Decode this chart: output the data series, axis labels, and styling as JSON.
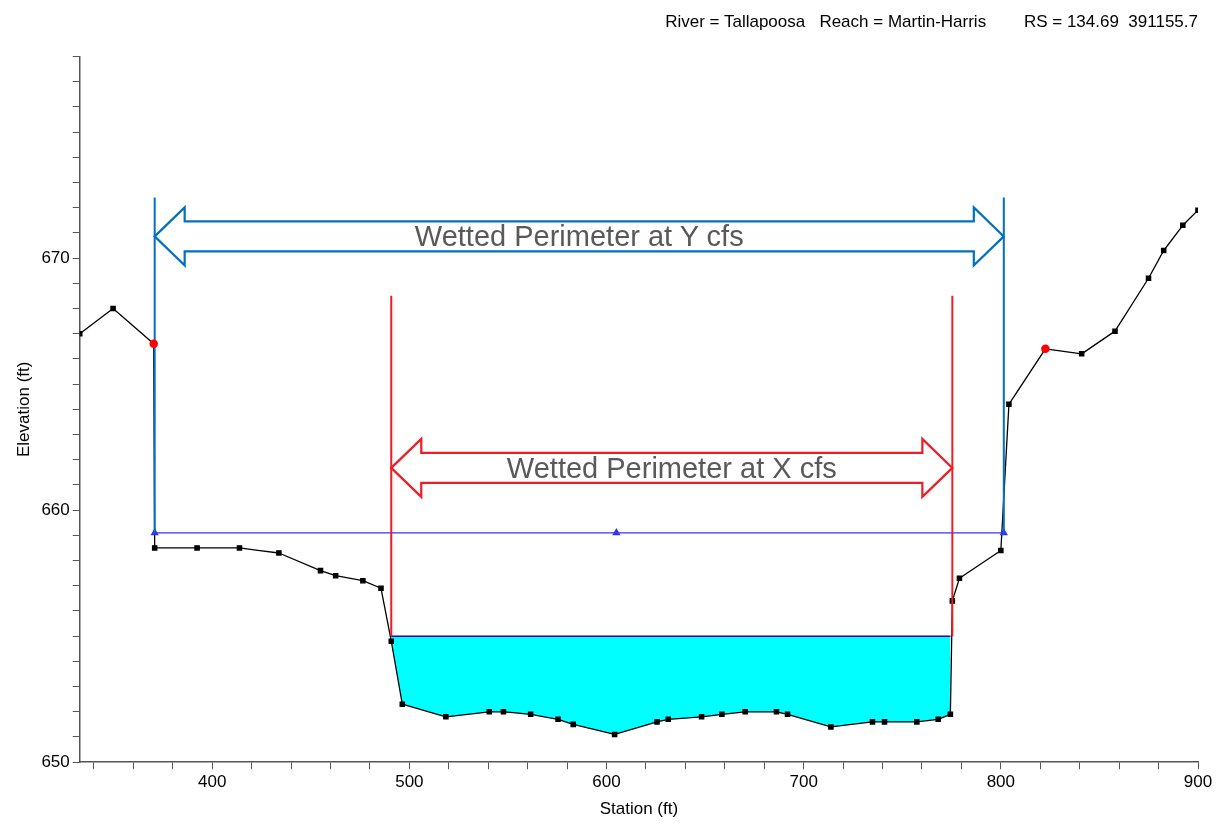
{
  "chart_data": {
    "type": "line",
    "title": "River = Tallapoosa   Reach = Martin-Harris        RS = 134.69  391155.7",
    "xlabel": "Station (ft)",
    "ylabel": "Elevation (ft)",
    "xlim": [
      332.8,
      900
    ],
    "xticks": [
      {
        "value": 340,
        "label": null
      },
      {
        "value": 360,
        "label": null
      },
      {
        "value": 380,
        "label": null
      },
      400,
      {
        "value": 420,
        "label": null
      },
      {
        "value": 440,
        "label": null
      },
      {
        "value": 460,
        "label": null
      },
      {
        "value": 480,
        "label": null
      },
      500,
      {
        "value": 520,
        "label": null
      },
      {
        "value": 540,
        "label": null
      },
      {
        "value": 560,
        "label": null
      },
      {
        "value": 580,
        "label": null
      },
      600,
      {
        "value": 620,
        "label": null
      },
      {
        "value": 640,
        "label": null
      },
      {
        "value": 660,
        "label": null
      },
      {
        "value": 680,
        "label": null
      },
      700,
      {
        "value": 720,
        "label": null
      },
      {
        "value": 740,
        "label": null
      },
      {
        "value": 760,
        "label": null
      },
      {
        "value": 780,
        "label": null
      },
      800,
      {
        "value": 820,
        "label": null
      },
      {
        "value": 840,
        "label": null
      },
      {
        "value": 860,
        "label": null
      },
      {
        "value": 880,
        "label": null
      },
      900
    ],
    "ylim": [
      650,
      678
    ],
    "yticks": [
      650,
      {
        "value": 651,
        "label": null
      },
      {
        "value": 652,
        "label": null
      },
      {
        "value": 653,
        "label": null
      },
      {
        "value": 654,
        "label": null
      },
      {
        "value": 655,
        "label": null
      },
      {
        "value": 656,
        "label": null
      },
      {
        "value": 657,
        "label": null
      },
      {
        "value": 658,
        "label": null
      },
      {
        "value": 659,
        "label": null
      },
      660,
      {
        "value": 661,
        "label": null
      },
      {
        "value": 662,
        "label": null
      },
      {
        "value": 663,
        "label": null
      },
      {
        "value": 664,
        "label": null
      },
      {
        "value": 665,
        "label": null
      },
      {
        "value": 666,
        "label": null
      },
      {
        "value": 667,
        "label": null
      },
      {
        "value": 668,
        "label": null
      },
      {
        "value": 669,
        "label": null
      },
      670,
      {
        "value": 671,
        "label": null
      },
      {
        "value": 672,
        "label": null
      },
      {
        "value": 673,
        "label": null
      },
      {
        "value": 674,
        "label": null
      },
      {
        "value": 675,
        "label": null
      },
      {
        "value": 676,
        "label": null
      },
      {
        "value": 677,
        "label": null
      },
      {
        "value": 678,
        "label": null
      }
    ],
    "grid": false,
    "legend": false,
    "series": [
      {
        "color": "#000000",
        "marker": "square",
        "x": [
          332.8,
          349.7,
          370.3,
          370.8,
          392.3,
          413.8,
          433.8,
          454.9,
          462.6,
          476.4,
          485.6,
          490.8,
          496.4,
          518.5,
          540.5,
          547.7,
          561.5,
          575.4,
          583.1,
          604.1,
          625.6,
          631.3,
          648.2,
          658.5,
          670.3,
          686.2,
          691.8,
          713.8,
          734.9,
          741.0,
          757.4,
          768.2,
          774.4,
          775.4,
          779.0,
          800.0,
          804.1,
          822.6,
          841.0,
          857.9,
          874.9,
          882.6,
          892.3,
          900
        ],
        "values": [
          667.0,
          668.0,
          666.6,
          658.5,
          658.5,
          658.5,
          658.3,
          657.6,
          657.4,
          657.2,
          656.9,
          654.8,
          652.3,
          651.8,
          652.0,
          652.0,
          651.9,
          651.7,
          651.5,
          651.1,
          651.6,
          651.7,
          651.8,
          651.9,
          652.0,
          652.0,
          651.9,
          651.4,
          651.6,
          651.6,
          651.6,
          651.7,
          651.9,
          656.4,
          657.3,
          658.4,
          664.2,
          666.4,
          666.2,
          667.1,
          669.2,
          670.3,
          671.3,
          671.9
        ]
      },
      {
        "type": "scatter",
        "color": "#ff0000",
        "marker": "circle",
        "x": [
          370.3,
          822.6
        ],
        "values": [
          666.6,
          666.4
        ]
      },
      {
        "color": "#3333ff",
        "marker": "triangle",
        "x": [
          370.8,
          605.0,
          801.5
        ],
        "values": [
          659.1,
          659.1,
          659.1
        ]
      },
      {
        "type": "area",
        "color": "#00ffff",
        "x": [
          490.8,
          496.4,
          518.5,
          540.5,
          547.7,
          561.5,
          575.4,
          583.1,
          604.1,
          625.6,
          631.3,
          648.2,
          658.5,
          670.3,
          686.2,
          691.8,
          713.8,
          734.9,
          741.0,
          757.4,
          768.2,
          774.4
        ],
        "values": [
          655.0,
          655.0,
          655.0,
          655.0,
          655.0,
          655.0,
          655.0,
          655.0,
          655.0,
          655.0,
          655.0,
          655.0,
          655.0,
          655.0,
          655.0,
          655.0,
          655.0,
          655.0,
          655.0,
          655.0,
          655.0,
          655.0
        ]
      },
      {
        "color": "#ee1c25",
        "marker": "none",
        "x": [
          490.8,
          490.8
        ],
        "values": [
          655.0,
          668.5
        ]
      },
      {
        "color": "#ee1c25",
        "marker": "none",
        "x": [
          775.4,
          775.4
        ],
        "values": [
          655.0,
          668.5
        ]
      },
      {
        "color": "#0070c0",
        "marker": "none",
        "x": [
          370.8,
          370.8
        ],
        "values": [
          659.1,
          672.4
        ]
      },
      {
        "color": "#0070c0",
        "marker": "none",
        "x": [
          801.5,
          801.5
        ],
        "values": [
          659.1,
          672.4
        ]
      }
    ],
    "annotations": [
      "Wetted Perimeter at Y cfs",
      "Wetted Perimeter at X cfs"
    ]
  }
}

--- --- ---

WORK TO BE COMPLETED:
Go through the records and gather the lines that hold "Perimeter".

FINISHED ANSWER:
      "Wetted Perimeter at Y cfs",
      "Wetted Perimeter at X cfs"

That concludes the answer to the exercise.